If you've ever been to any large retail store, you know what it's like to be greeted at the door by a salesperson with a warm smile. They are eager to help meet your needs, and they are grateful you chose their establishment. You may even feel guilty for not purchasing anything, if only because of one employee’s cheerful disposition—after all, they were helpful, weren't they? And they might be upset to lose the commission gained from your purchases. Nevertheless, in this capitalist society, you have a choice where to put your money, and it often makes all the difference in the world.
When fellow Inquirer editor Liz Keenan and I made our way through a chilly Times Square in December, we weren't sure of the exact location of the Scientology center. We knew it was somewhere in the forties, but it wasn't until we spotted a man in a bright red jacket emblazoned with a Church of Scientology advertisement.
Before entering the center, Liz and I made a pact: under no circumstances would we allow ourselves to be separated. Then, like a naïve child entering a doctor’s office, I was alarmed when Liz asked to take the stress test on the Hubbard Electrometer, named after Scientology founder L. Ron Hubbard, and I was asked to make myself busy elsewhere.
Strolling around the center waiting area, one thought danced around my head: “These people have some serious cash.” Perhaps, it had something to do with the fact that their welcome center is run very much like a retail store.
Not too long after the holidays, I went into a Best Buy to look for an extension cord for my headphones. As I entered, there was a greeter at the door repeating the phrase, “Welcome to Best Buy!” I was asked by countless clerks if I needed help and was given personal (if not perfect) service when trying to locate my desired item. Mesmerizing flat-screens and interesting gadgets were displayed in tantalizing fashion. So it was at the Scientology center, though the only thing for sale seemed to be a belief system.
I adopted the façade of a green, susceptible girl who was in a serious but controlling relationship. When I took my turn at the e-meter, Nicole (the names in this story have been changed) fiddled with the dials—think 1950s science fiction—and asked me to think about something. I did happen to think about my real boyfriend, whom I love dearly, and the needle spiked. “Woah,” said Nicole. “You’re really stressed out! What were you thinking about?”

▸ **OBJECTIVES**:
1. Summarize the account of the Scientology center visit in two sentences.
2. Reproduce the account of the Scientology center visit word for word, from "Not too long" up to and including "a belief system.".

▸ **EXCERPTED RECORDS**:
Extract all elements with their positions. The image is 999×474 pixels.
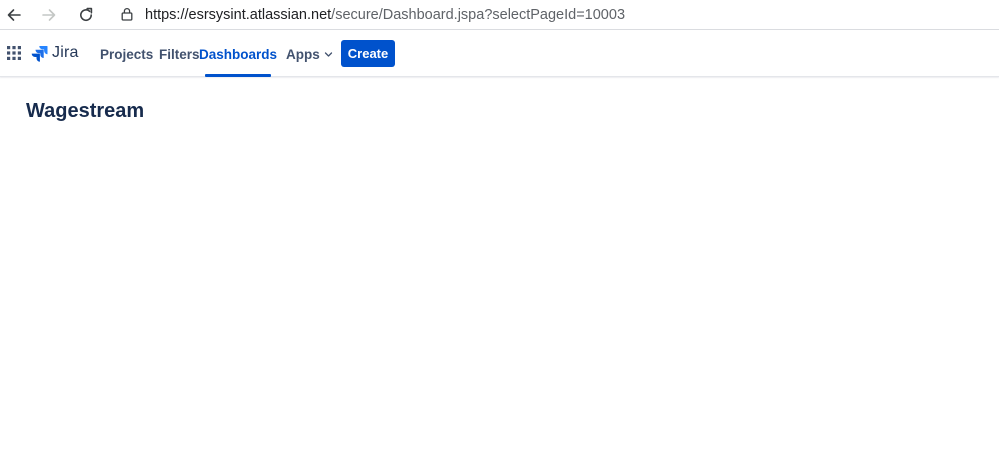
browser-toolbar: https://esrsysint.atlassian.net/secure/D… bbox=[0, 0, 999, 30]
url-path: /secure/Dashboard.jspa?selectPageId=1000… bbox=[331, 7, 626, 23]
url-host: https://esrsysint.atlassian.net bbox=[145, 7, 332, 23]
lock-icon[interactable] bbox=[119, 6, 135, 22]
nav-item-label: Projects bbox=[100, 46, 154, 62]
create-button[interactable]: Create bbox=[341, 40, 395, 67]
jira-logo-icon bbox=[31, 45, 48, 62]
nav-item-projects[interactable]: Projects bbox=[100, 31, 153, 77]
nav-item-dashboards[interactable]: Dashboards bbox=[199, 31, 277, 77]
chevron-down-icon bbox=[324, 50, 333, 59]
forward-arrow-icon[interactable] bbox=[37, 3, 61, 27]
active-tab-indicator bbox=[205, 74, 271, 77]
back-arrow-icon[interactable] bbox=[2, 3, 26, 27]
jira-top-navigation: Jira Projects Filters Dashboards Apps Cr… bbox=[0, 31, 999, 77]
nav-item-label: Filters bbox=[159, 46, 200, 62]
nav-item-label: Apps bbox=[286, 46, 320, 62]
nav-item-apps[interactable]: Apps bbox=[286, 31, 333, 77]
jira-logo[interactable]: Jira bbox=[31, 43, 79, 63]
url-text[interactable]: https://esrsysint.atlassian.net/secure/D… bbox=[145, 6, 625, 24]
reload-icon[interactable] bbox=[74, 3, 98, 27]
nav-item-label: Dashboards bbox=[198, 46, 278, 62]
address-bar[interactable]: https://esrsysint.atlassian.net/secure/D… bbox=[108, 0, 999, 29]
jira-logo-text: Jira bbox=[52, 44, 79, 61]
page-title: Wagestream bbox=[26, 100, 145, 122]
app-switcher-icon[interactable] bbox=[6, 45, 22, 61]
nav-item-filters[interactable]: Filters bbox=[159, 31, 200, 77]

▸ **RESULTS OF THE TASKS**:
1. In December, the writer and fellow Inquirer editor Liz Keenan made their way through Times Square to the Scientology center, where a pact not to be separated failed when Liz asked to take the stress test on the Hubbard Electrometer. The writer found the center run very much like a retail store such as Best Buy, except that the only thing for sale seemed to be a belief system, and on the e-meter the needle spiked, prompting Nicole to say the writer was really stressed out.

2.
Not too long after the holidays, I went into a Best Buy to look for an extension cord for my headphones. As I entered, there was a greeter at the door repeating the phrase, “Welcome to Best Buy!” I was asked by countless clerks if I needed help and was given personal (if not perfect) service when trying to locate my desired item. Mesmerizing flat-screens and interesting gadgets were displayed in tantalizing fashion. So it was at the Scientology center, though the only thing for sale seemed to be a belief system.